**CHALLENGE:**
Omit the pictures and output every entry below exactly as written.

**PROVIDED DATA:**

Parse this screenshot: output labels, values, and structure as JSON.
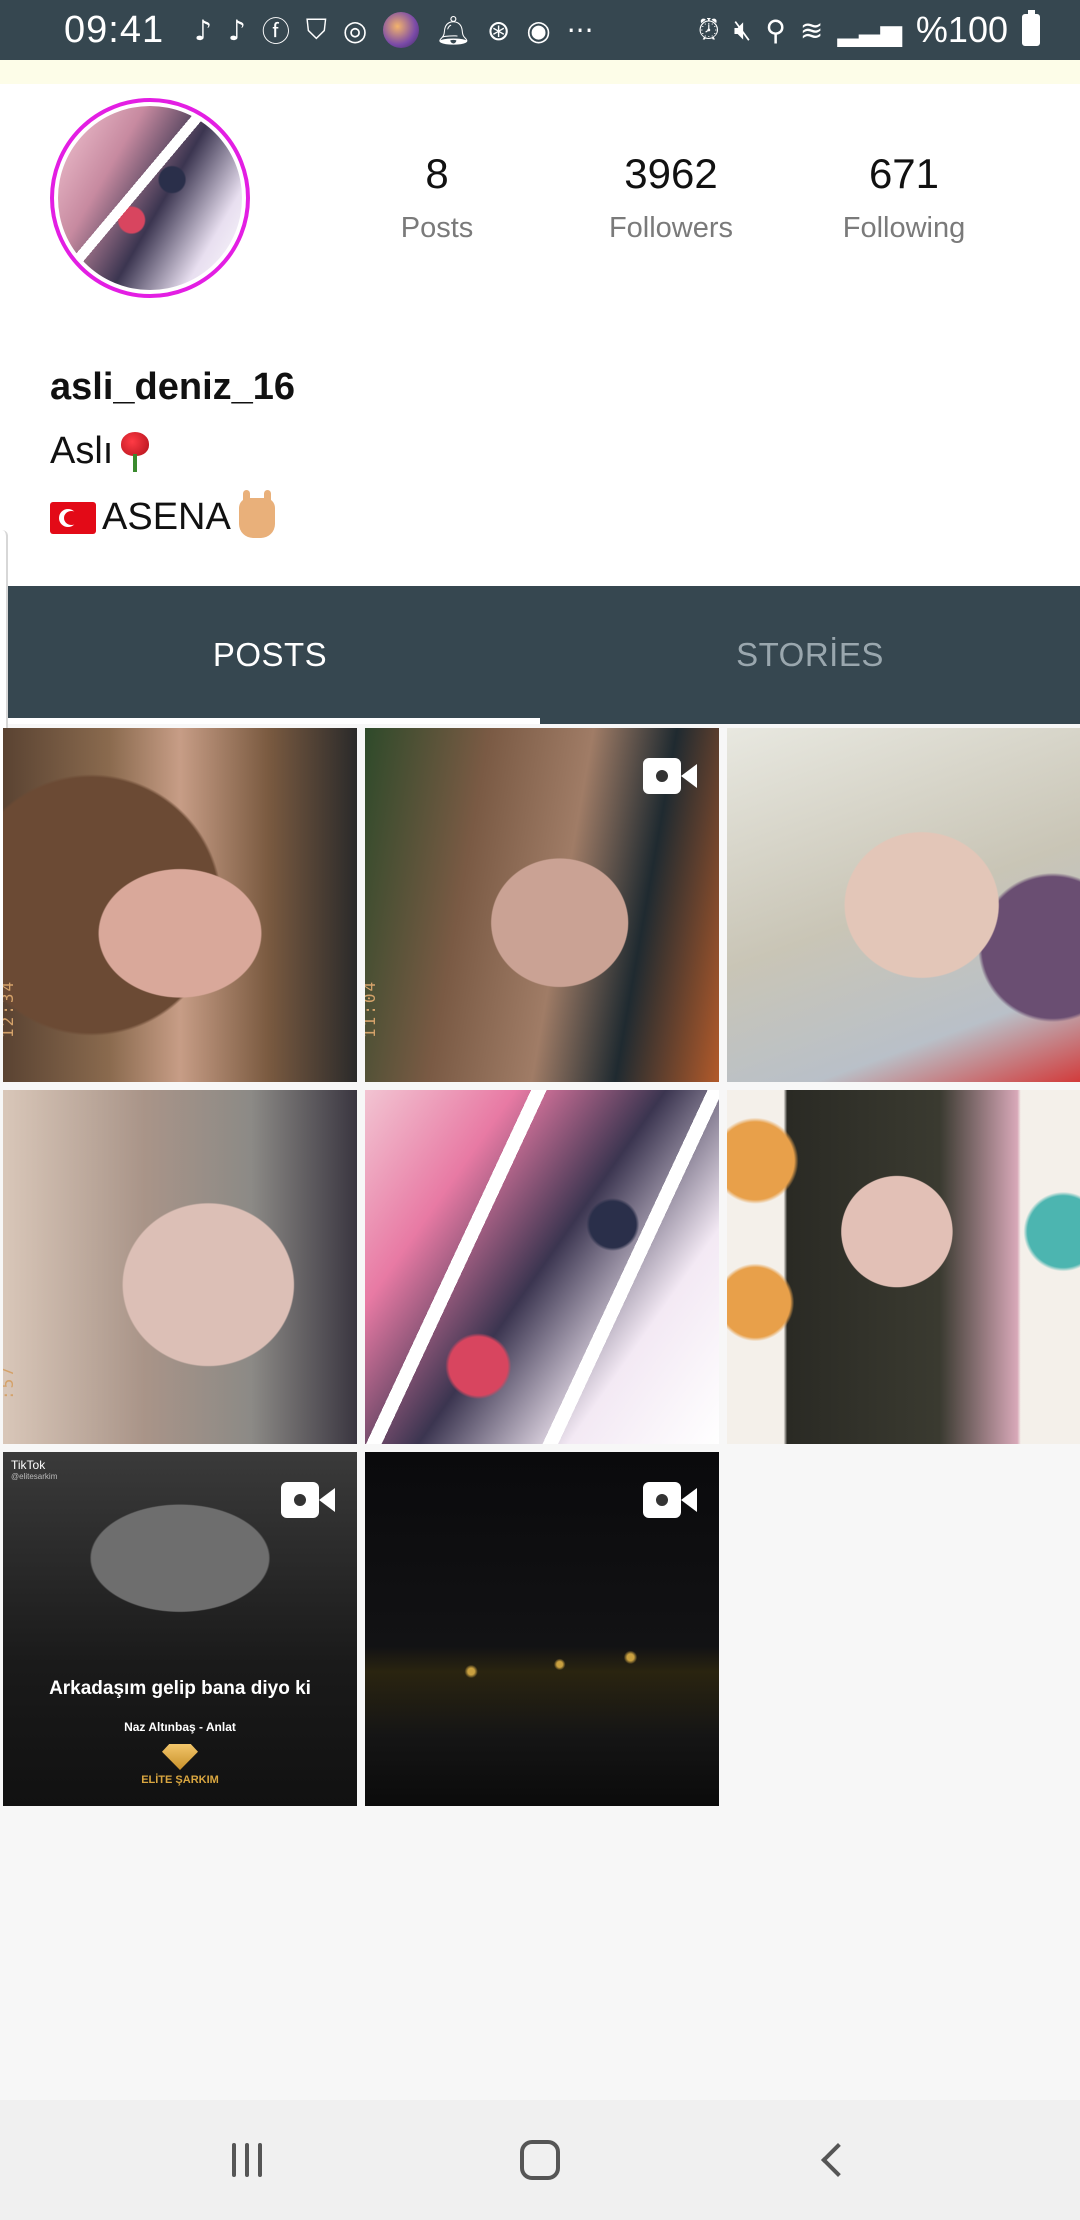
{
  "status_bar": {
    "time": "09:41",
    "battery": "%100",
    "left_icons": [
      "tiktok-icon",
      "tiktok-icon",
      "facebook-icon",
      "app-icon",
      "instagram-icon",
      "avatar-icon",
      "bell-icon",
      "app-icon",
      "app-icon",
      "more-icon"
    ],
    "right_icons": [
      "alarm-icon",
      "mute-icon",
      "location-icon",
      "wifi-icon",
      "signal-icon",
      "battery-icon"
    ]
  },
  "profile": {
    "username": "asli_deniz_16",
    "bio_line1": "Aslı",
    "bio_line2": "ASENA",
    "stats": {
      "posts_value": "8",
      "posts_label": "Posts",
      "followers_value": "3962",
      "followers_label": "Followers",
      "following_value": "671",
      "following_label": "Following"
    }
  },
  "tabs": {
    "posts": "POSTS",
    "stories": "STORİES",
    "active": "posts"
  },
  "posts": [
    {
      "type": "photo",
      "stamp": "12:34"
    },
    {
      "type": "video",
      "stamp": "11:04"
    },
    {
      "type": "photo"
    },
    {
      "type": "photo",
      "stamp": ":57"
    },
    {
      "type": "photo"
    },
    {
      "type": "photo"
    },
    {
      "type": "video",
      "overlay_app": "TikTok",
      "overlay_handle": "@elitesarkim",
      "caption": "Arkadaşım gelip bana diyo ki",
      "subcaption": "Naz Altınbaş - Anlat",
      "brand": "ELİTE ŞARKIM"
    },
    {
      "type": "video"
    }
  ],
  "colors": {
    "header_bg": "#364750",
    "avatar_ring": "#e31ee3",
    "tab_inactive": "#9aa7ae",
    "tab_active": "#ffffff"
  }
}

**RESPONSE:**
Parse this screenshot: output labels, values, and structure as JSON.
{
  "status_bar": {
    "time": "09:41",
    "battery": "%100",
    "left_icons": [
      "tiktok-icon",
      "tiktok-icon",
      "facebook-icon",
      "app-icon",
      "instagram-icon",
      "avatar-icon",
      "bell-icon",
      "app-icon",
      "app-icon",
      "more-icon"
    ],
    "right_icons": [
      "alarm-icon",
      "mute-icon",
      "location-icon",
      "wifi-icon",
      "signal-icon",
      "battery-icon"
    ]
  },
  "profile": {
    "username": "asli_deniz_16",
    "bio_line1": "Aslı",
    "bio_line2": "ASENA",
    "stats": {
      "posts_value": "8",
      "posts_label": "Posts",
      "followers_value": "3962",
      "followers_label": "Followers",
      "following_value": "671",
      "following_label": "Following"
    }
  },
  "tabs": {
    "posts": "POSTS",
    "stories": "STORİES",
    "active": "posts"
  },
  "posts": [
    {
      "type": "photo",
      "stamp": "12:34"
    },
    {
      "type": "video",
      "stamp": "11:04"
    },
    {
      "type": "photo"
    },
    {
      "type": "photo",
      "stamp": ":57"
    },
    {
      "type": "photo"
    },
    {
      "type": "photo"
    },
    {
      "type": "video",
      "overlay_app": "TikTok",
      "overlay_handle": "@elitesarkim",
      "caption": "Arkadaşım gelip bana diyo ki",
      "subcaption": "Naz Altınbaş - Anlat",
      "brand": "ELİTE ŞARKIM"
    },
    {
      "type": "video"
    }
  ],
  "colors": {
    "header_bg": "#364750",
    "avatar_ring": "#e31ee3",
    "tab_inactive": "#9aa7ae",
    "tab_active": "#ffffff"
  }
}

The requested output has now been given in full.